Data listing
+--
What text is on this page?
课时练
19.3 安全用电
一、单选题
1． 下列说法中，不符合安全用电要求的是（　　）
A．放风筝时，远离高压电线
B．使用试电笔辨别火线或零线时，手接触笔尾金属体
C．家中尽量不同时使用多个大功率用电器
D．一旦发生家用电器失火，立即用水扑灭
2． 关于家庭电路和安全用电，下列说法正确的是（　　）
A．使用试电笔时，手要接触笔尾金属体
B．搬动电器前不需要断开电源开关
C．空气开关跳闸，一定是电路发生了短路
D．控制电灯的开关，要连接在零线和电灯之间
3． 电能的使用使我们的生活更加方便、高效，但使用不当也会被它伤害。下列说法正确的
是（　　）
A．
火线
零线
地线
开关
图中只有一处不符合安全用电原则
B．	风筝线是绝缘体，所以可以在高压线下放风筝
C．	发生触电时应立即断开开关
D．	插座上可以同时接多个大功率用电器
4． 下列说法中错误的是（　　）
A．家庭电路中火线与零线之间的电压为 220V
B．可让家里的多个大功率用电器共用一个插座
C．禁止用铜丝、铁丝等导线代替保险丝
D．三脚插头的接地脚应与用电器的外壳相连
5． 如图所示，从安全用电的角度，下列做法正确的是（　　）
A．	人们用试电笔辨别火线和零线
+--
**Exercise brief:** Give the complete listing a second time, exactly as it reads.

**Task answer:**
What text is on this page?
课时练
19.3 安全用电
一、单选题
1． 下列说法中，不符合安全用电要求的是（　　）
A．放风筝时，远离高压电线
B．使用试电笔辨别火线或零线时，手接触笔尾金属体
C．家中尽量不同时使用多个大功率用电器
D．一旦发生家用电器失火，立即用水扑灭
2． 关于家庭电路和安全用电，下列说法正确的是（　　）
A．使用试电笔时，手要接触笔尾金属体
B．搬动电器前不需要断开电源开关
C．空气开关跳闸，一定是电路发生了短路
D．控制电灯的开关，要连接在零线和电灯之间
3． 电能的使用使我们的生活更加方便、高效，但使用不当也会被它伤害。下列说法正确的
是（　　）
A．
火线
零线
地线
开关
图中只有一处不符合安全用电原则
B．	风筝线是绝缘体，所以可以在高压线下放风筝
C．	发生触电时应立即断开开关
D．	插座上可以同时接多个大功率用电器
4． 下列说法中错误的是（　　）
A．家庭电路中火线与零线之间的电压为 220V
B．可让家里的多个大功率用电器共用一个插座
C．禁止用铜丝、铁丝等导线代替保险丝
D．三脚插头的接地脚应与用电器的外壳相连
5． 如图所示，从安全用电的角度，下列做法正确的是（　　）
A．	人们用试电笔辨别火线和零线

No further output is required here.